Dataset records >>
+---+
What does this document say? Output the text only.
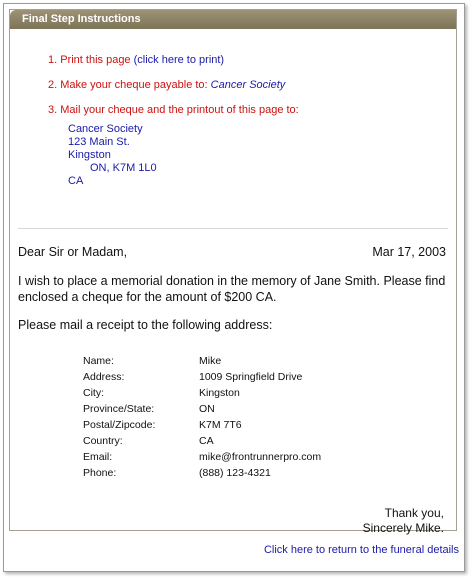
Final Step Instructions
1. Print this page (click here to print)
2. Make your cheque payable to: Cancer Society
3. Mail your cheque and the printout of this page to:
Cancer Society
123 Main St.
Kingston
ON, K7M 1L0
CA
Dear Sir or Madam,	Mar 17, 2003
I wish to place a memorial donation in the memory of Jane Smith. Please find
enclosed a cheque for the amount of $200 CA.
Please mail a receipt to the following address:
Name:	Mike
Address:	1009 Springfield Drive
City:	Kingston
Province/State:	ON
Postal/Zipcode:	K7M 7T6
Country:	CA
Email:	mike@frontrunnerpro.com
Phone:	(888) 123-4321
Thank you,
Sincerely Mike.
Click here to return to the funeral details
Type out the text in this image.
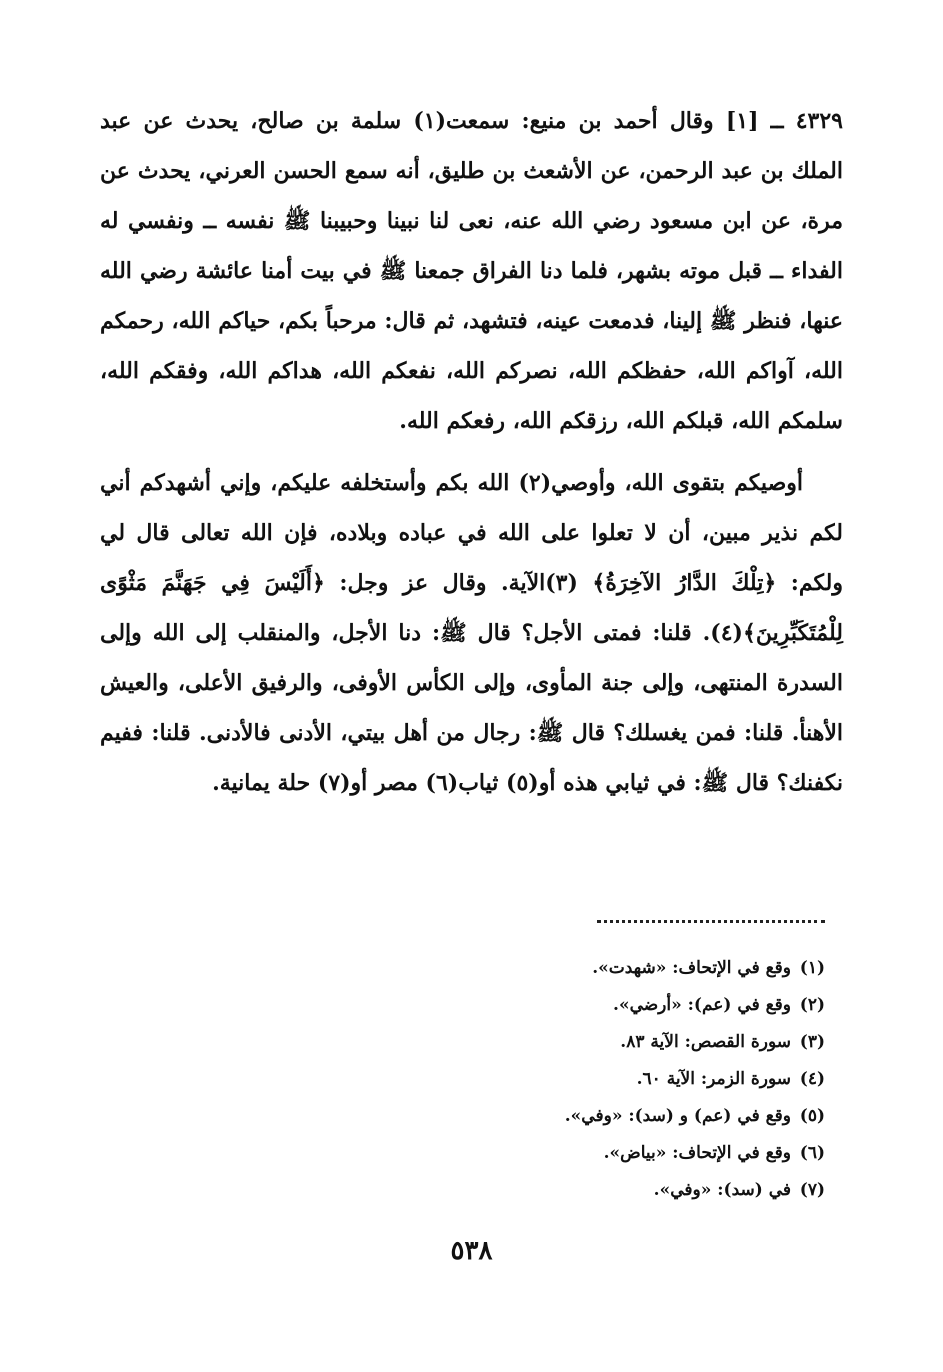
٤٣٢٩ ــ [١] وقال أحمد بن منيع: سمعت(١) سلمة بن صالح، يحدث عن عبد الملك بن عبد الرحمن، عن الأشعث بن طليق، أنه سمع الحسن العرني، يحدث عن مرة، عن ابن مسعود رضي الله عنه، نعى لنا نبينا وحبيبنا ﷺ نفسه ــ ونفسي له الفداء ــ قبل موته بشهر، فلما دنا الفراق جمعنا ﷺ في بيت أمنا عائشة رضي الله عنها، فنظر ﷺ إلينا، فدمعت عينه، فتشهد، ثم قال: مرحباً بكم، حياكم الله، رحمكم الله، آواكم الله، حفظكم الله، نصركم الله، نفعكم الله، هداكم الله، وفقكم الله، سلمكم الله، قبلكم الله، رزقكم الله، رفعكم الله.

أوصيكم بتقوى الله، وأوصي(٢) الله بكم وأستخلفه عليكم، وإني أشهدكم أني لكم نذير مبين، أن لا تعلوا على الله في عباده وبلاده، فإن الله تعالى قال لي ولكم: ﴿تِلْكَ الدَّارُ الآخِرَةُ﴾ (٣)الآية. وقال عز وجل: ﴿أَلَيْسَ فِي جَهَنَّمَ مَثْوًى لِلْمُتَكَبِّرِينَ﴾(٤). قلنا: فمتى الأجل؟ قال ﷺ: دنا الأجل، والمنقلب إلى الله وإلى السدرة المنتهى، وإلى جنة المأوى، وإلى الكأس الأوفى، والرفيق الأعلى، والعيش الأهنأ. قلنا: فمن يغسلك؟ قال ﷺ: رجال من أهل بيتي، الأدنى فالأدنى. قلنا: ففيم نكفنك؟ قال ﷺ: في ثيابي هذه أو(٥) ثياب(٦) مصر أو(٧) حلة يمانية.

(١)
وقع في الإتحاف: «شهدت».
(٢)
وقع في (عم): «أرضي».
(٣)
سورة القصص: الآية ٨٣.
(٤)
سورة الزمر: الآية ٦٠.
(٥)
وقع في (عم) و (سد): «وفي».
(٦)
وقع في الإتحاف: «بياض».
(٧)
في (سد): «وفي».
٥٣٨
+---+
What the exercise asks >> Your answer should be a single number: the count of lines holding the word "Please".

Right answer >> 2